◆ DO THIS ◆
Report all lines from the entries below in which "Conference" appears.

◆ Data entries for graphics ◆

________________

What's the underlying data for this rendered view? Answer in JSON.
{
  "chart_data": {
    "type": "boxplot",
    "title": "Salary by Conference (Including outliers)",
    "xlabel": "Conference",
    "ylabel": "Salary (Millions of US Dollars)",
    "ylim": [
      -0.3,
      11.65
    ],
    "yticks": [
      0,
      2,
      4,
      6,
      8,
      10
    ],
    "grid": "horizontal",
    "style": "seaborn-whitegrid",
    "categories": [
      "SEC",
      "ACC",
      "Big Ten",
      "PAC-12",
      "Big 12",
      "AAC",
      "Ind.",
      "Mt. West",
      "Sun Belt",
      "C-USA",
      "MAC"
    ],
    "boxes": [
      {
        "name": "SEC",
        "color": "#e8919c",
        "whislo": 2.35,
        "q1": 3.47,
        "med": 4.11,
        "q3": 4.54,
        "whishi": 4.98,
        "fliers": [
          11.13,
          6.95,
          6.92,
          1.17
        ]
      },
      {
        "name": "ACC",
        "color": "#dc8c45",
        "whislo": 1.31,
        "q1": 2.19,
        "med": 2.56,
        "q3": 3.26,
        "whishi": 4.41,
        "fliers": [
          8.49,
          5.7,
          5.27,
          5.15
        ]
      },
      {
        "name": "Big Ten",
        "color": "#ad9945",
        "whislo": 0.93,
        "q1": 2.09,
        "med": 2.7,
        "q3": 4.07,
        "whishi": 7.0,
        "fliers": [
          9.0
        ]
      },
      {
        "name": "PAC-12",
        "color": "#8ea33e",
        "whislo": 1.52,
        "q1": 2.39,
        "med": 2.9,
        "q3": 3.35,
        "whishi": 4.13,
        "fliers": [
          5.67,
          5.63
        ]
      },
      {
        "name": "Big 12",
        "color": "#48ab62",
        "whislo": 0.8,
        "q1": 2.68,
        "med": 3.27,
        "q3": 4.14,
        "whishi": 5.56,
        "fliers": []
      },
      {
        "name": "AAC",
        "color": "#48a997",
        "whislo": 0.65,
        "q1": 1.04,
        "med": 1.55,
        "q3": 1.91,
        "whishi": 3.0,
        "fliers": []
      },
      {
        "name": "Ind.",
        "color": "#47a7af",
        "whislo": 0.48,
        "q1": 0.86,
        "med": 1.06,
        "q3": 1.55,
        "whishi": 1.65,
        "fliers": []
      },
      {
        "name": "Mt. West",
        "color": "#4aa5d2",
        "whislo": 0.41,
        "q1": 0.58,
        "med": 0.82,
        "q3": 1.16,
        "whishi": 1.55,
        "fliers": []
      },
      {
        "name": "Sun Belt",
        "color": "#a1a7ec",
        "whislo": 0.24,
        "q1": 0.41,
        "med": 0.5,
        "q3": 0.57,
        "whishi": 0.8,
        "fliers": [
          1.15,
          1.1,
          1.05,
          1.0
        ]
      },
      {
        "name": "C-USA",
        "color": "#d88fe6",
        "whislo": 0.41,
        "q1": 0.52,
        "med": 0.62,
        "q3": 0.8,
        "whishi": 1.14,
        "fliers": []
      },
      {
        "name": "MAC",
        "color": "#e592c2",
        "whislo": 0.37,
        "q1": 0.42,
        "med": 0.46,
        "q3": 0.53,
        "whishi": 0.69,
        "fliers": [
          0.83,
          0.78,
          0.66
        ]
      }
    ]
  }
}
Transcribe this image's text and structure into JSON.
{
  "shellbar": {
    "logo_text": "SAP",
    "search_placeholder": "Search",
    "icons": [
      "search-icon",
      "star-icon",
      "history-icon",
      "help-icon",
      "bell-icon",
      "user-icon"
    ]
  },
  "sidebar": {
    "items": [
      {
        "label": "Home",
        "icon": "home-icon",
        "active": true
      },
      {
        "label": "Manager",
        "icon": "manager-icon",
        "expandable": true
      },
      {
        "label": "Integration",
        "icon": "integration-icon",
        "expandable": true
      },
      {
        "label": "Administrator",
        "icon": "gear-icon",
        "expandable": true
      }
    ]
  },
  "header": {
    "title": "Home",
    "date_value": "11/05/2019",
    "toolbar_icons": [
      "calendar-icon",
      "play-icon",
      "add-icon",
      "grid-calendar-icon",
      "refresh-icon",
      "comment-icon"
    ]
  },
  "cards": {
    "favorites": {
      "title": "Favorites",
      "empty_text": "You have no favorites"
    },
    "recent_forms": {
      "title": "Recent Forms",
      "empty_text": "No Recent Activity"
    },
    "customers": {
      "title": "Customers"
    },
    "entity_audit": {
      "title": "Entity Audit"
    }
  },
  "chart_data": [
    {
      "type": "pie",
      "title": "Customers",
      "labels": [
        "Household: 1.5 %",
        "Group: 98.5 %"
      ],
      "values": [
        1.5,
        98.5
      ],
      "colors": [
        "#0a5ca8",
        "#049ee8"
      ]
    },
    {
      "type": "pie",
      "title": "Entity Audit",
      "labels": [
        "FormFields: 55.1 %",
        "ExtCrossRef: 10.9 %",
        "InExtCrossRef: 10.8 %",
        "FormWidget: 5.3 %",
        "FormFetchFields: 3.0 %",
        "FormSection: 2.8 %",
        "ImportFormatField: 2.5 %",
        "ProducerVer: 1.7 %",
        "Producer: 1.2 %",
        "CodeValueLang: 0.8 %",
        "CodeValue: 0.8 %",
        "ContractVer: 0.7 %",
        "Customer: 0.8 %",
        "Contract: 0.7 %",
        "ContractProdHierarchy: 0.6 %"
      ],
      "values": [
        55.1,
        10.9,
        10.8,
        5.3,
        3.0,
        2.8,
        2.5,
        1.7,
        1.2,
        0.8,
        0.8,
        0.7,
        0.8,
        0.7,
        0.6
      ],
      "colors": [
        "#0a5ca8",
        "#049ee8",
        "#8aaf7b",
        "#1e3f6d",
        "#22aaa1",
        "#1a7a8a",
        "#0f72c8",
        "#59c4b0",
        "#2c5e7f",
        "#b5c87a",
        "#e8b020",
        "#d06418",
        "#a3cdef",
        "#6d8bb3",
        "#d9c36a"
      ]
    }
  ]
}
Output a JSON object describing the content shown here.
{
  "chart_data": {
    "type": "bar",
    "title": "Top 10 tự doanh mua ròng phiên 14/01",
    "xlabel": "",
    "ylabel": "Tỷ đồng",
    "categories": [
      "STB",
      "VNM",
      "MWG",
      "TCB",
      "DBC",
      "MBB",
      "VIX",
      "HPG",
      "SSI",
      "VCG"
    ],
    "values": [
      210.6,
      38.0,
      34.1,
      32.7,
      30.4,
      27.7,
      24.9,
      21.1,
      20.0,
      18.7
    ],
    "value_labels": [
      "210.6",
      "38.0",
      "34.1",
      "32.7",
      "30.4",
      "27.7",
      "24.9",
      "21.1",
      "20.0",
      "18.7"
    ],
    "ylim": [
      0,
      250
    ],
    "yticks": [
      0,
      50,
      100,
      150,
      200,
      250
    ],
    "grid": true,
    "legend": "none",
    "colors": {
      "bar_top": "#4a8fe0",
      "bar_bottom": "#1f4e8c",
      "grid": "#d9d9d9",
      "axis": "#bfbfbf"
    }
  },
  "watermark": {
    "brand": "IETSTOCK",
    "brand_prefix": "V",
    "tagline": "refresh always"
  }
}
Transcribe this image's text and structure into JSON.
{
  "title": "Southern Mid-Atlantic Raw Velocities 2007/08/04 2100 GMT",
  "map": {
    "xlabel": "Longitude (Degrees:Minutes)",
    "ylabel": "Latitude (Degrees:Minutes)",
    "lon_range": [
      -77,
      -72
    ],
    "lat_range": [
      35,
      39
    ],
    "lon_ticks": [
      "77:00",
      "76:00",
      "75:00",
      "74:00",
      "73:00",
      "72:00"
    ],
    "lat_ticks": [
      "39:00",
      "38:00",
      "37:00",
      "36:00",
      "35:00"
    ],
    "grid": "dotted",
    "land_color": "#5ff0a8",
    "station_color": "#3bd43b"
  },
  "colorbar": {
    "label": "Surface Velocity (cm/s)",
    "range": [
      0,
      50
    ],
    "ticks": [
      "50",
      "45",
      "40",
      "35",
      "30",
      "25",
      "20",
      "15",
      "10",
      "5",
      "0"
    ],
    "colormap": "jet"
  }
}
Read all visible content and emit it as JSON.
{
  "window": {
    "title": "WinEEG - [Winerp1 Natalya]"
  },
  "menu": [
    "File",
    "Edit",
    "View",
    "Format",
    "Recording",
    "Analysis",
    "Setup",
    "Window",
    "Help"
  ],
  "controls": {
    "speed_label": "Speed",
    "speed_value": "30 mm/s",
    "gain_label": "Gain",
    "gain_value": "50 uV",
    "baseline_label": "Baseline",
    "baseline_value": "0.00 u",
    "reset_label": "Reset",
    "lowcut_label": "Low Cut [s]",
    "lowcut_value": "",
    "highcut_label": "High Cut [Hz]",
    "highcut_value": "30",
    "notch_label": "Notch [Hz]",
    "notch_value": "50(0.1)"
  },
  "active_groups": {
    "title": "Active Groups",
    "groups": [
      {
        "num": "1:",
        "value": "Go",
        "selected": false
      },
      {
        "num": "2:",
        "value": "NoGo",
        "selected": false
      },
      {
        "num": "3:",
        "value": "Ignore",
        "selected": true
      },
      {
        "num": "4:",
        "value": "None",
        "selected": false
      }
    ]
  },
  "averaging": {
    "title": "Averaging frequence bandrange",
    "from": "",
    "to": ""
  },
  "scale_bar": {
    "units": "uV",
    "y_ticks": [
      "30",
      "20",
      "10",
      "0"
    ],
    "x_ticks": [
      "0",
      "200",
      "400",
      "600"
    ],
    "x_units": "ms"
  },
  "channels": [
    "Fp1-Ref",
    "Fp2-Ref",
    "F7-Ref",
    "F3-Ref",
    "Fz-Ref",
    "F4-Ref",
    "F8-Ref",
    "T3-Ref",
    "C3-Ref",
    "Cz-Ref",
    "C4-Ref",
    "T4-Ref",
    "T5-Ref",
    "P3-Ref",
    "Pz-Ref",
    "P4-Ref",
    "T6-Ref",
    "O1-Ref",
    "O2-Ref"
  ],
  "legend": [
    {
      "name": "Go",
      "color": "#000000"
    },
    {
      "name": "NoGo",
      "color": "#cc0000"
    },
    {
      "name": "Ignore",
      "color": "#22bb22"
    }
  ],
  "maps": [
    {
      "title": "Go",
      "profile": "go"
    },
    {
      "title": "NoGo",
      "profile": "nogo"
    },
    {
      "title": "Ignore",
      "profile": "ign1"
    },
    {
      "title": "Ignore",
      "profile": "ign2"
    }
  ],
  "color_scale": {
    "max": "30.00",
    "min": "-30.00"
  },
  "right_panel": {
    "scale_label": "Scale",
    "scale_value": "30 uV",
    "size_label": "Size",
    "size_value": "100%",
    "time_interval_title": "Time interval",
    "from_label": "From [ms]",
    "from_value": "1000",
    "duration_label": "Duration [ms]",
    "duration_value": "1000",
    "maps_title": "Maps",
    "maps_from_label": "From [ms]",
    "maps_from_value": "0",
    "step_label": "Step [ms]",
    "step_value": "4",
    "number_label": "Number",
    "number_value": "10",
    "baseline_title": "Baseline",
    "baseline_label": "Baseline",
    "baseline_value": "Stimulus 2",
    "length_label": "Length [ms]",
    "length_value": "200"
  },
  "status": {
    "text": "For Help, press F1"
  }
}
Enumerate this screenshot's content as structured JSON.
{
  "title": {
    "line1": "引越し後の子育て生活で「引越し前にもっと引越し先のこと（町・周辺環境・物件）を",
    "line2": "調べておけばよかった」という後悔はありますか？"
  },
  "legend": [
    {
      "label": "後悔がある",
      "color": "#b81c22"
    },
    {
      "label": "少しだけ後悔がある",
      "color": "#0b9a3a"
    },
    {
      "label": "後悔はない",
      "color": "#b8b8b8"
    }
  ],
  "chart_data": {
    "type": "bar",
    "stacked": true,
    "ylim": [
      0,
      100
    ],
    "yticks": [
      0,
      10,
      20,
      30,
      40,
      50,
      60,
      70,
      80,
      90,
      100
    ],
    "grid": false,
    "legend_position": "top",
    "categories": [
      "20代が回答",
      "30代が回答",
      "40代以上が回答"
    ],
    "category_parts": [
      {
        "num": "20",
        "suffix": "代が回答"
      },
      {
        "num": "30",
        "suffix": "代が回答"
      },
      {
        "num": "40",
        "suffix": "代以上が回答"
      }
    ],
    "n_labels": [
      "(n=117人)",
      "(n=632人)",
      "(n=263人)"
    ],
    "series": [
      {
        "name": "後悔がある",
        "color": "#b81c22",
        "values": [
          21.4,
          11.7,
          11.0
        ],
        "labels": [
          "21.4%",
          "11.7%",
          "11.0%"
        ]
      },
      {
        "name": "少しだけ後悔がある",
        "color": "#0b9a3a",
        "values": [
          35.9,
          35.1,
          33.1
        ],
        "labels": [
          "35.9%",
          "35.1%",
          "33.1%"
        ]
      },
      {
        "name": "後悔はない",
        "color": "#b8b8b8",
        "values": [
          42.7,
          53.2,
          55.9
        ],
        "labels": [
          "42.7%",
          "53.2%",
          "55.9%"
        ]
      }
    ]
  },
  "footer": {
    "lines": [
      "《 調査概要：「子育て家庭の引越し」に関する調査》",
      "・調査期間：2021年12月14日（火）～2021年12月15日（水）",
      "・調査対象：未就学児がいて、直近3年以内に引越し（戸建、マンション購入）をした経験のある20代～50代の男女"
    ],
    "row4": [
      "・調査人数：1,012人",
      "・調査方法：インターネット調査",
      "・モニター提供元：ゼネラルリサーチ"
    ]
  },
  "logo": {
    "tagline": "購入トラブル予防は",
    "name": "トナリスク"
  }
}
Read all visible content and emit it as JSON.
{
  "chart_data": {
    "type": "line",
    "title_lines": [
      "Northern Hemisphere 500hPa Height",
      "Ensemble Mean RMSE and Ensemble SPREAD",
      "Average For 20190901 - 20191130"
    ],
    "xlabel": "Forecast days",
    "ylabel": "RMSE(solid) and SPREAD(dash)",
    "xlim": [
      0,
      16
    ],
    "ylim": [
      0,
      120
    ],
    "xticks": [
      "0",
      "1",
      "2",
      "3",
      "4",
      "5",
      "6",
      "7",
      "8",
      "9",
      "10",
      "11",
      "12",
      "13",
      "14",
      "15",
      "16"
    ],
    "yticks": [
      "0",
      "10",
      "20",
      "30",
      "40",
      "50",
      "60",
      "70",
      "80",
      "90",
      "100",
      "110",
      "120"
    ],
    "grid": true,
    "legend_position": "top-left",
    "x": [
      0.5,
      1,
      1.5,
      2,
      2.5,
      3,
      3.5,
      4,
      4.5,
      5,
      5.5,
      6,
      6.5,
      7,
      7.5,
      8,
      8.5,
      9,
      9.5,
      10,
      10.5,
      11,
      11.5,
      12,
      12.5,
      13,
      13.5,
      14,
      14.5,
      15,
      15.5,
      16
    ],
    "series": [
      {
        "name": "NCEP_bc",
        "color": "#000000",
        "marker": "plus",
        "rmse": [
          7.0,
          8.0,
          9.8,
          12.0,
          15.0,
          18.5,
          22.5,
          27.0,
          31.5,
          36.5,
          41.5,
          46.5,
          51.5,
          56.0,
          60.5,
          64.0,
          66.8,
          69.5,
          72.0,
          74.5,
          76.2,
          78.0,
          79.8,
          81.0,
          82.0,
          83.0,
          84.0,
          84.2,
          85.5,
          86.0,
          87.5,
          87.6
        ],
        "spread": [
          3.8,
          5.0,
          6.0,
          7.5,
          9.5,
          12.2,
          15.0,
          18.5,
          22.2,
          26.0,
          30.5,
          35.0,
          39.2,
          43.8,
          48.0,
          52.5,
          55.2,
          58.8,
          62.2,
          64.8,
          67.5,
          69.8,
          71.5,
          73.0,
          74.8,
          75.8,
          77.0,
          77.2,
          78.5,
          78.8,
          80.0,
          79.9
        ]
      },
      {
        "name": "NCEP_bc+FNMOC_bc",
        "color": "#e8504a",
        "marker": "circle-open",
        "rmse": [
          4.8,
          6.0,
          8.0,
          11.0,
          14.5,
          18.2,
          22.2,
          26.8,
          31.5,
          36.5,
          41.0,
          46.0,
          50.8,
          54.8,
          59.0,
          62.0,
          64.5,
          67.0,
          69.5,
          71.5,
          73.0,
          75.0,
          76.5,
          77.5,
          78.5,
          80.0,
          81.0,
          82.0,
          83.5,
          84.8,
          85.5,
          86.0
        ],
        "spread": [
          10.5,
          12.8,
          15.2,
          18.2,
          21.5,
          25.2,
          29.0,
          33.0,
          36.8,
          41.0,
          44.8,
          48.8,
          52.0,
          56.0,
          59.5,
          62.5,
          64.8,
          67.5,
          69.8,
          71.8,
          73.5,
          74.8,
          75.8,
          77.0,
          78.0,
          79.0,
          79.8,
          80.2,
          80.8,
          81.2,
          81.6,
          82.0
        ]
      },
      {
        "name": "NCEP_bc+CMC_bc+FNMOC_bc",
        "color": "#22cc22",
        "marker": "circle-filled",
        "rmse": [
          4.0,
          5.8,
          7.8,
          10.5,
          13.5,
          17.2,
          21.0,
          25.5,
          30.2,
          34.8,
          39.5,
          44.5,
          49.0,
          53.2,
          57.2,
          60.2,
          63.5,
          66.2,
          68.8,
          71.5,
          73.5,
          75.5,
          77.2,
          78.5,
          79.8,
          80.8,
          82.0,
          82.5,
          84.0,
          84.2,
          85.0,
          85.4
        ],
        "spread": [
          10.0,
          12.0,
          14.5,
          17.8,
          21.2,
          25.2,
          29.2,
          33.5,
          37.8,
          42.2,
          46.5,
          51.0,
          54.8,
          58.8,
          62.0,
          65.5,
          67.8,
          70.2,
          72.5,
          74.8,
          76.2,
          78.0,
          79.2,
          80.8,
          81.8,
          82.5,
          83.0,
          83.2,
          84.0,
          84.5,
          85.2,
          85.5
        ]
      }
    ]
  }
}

________________

◆ ANSWER BELOW ◆
    "title": "Salary by Conference (Including outliers)",
    "xlabel": "Conference",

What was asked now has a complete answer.